Problem to solve:
Extract the complete listing and output it unchanged.

Input:

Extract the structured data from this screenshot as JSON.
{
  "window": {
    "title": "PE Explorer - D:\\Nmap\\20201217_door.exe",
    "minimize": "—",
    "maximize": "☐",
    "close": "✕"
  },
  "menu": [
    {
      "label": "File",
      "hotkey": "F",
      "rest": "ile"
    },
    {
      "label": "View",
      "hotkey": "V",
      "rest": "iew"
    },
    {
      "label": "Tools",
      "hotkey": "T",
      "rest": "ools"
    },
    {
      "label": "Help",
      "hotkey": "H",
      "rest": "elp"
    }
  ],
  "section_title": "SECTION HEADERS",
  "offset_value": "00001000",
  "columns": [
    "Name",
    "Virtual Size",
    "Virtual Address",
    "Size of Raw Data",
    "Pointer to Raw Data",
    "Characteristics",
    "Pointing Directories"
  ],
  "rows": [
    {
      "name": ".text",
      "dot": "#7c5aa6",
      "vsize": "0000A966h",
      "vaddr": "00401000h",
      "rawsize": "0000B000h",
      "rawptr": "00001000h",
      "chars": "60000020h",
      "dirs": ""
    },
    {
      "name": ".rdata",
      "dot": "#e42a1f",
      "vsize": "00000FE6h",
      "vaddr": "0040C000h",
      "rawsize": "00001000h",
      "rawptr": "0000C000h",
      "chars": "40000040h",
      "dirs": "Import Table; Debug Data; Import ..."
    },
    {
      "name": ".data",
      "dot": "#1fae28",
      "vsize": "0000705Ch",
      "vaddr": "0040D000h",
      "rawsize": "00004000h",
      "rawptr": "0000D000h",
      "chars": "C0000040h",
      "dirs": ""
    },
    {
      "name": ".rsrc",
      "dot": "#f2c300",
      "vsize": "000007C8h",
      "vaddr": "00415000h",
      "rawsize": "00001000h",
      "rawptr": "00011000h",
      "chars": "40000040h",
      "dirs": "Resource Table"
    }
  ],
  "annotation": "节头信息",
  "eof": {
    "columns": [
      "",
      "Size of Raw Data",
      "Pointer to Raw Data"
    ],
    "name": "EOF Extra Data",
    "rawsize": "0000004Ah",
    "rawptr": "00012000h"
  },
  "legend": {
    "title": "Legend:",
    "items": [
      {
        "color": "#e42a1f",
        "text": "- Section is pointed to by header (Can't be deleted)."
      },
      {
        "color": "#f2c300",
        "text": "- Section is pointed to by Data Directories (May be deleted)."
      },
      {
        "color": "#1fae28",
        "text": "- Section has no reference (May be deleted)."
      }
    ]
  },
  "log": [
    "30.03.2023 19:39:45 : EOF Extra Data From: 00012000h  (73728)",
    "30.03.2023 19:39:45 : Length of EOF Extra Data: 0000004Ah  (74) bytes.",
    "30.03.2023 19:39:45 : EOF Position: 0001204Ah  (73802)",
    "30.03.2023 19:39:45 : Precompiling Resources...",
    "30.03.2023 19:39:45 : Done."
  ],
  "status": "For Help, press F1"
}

Right answer:
Extract the structured data from this screenshot as JSON.
{
  "window": {
    "title": "PE Explorer - D:\\Nmap\\20201217_door.exe",
    "minimize": "—",
    "maximize": "☐",
    "close": "✕"
  },
  "menu": [
    {
      "label": "File",
      "hotkey": "F",
      "rest": "ile"
    },
    {
      "label": "View",
      "hotkey": "V",
      "rest": "iew"
    },
    {
      "label": "Tools",
      "hotkey": "T",
      "rest": "ools"
    },
    {
      "label": "Help",
      "hotkey": "H",
      "rest": "elp"
    }
  ],
  "section_title": "SECTION HEADERS",
  "offset_value": "00001000",
  "columns": [
    "Name",
    "Virtual Size",
    "Virtual Address",
    "Size of Raw Data",
    "Pointer to Raw Data",
    "Characteristics",
    "Pointing Directories"
  ],
  "rows": [
    {
      "name": ".text",
      "dot": "#7c5aa6",
      "vsize": "0000A966h",
      "vaddr": "00401000h",
      "rawsize": "0000B000h",
      "rawptr": "00001000h",
      "chars": "60000020h",
      "dirs": ""
    },
    {
      "name": ".rdata",
      "dot": "#e42a1f",
      "vsize": "00000FE6h",
      "vaddr": "0040C000h",
      "rawsize": "00001000h",
      "rawptr": "0000C000h",
      "chars": "40000040h",
      "dirs": "Import Table; Debug Data; Import ..."
    },
    {
      "name": ".data",
      "dot": "#1fae28",
      "vsize": "0000705Ch",
      "vaddr": "0040D000h",
      "rawsize": "00004000h",
      "rawptr": "0000D000h",
      "chars": "C0000040h",
      "dirs": ""
    },
    {
      "name": ".rsrc",
      "dot": "#f2c300",
      "vsize": "000007C8h",
      "vaddr": "00415000h",
      "rawsize": "00001000h",
      "rawptr": "00011000h",
      "chars": "40000040h",
      "dirs": "Resource Table"
    }
  ],
  "annotation": "节头信息",
  "eof": {
    "columns": [
      "",
      "Size of Raw Data",
      "Pointer to Raw Data"
    ],
    "name": "EOF Extra Data",
    "rawsize": "0000004Ah",
    "rawptr": "00012000h"
  },
  "legend": {
    "title": "Legend:",
    "items": [
      {
        "color": "#e42a1f",
        "text": "- Section is pointed to by header (Can't be deleted)."
      },
      {
        "color": "#f2c300",
        "text": "- Section is pointed to by Data Directories (May be deleted)."
      },
      {
        "color": "#1fae28",
        "text": "- Section has no reference (May be deleted)."
      }
    ]
  },
  "log": [
    "30.03.2023 19:39:45 : EOF Extra Data From: 00012000h  (73728)",
    "30.03.2023 19:39:45 : Length of EOF Extra Data: 0000004Ah  (74) bytes.",
    "30.03.2023 19:39:45 : EOF Position: 0001204Ah  (73802)",
    "30.03.2023 19:39:45 : Precompiling Resources...",
    "30.03.2023 19:39:45 : Done."
  ],
  "status": "For Help, press F1"
}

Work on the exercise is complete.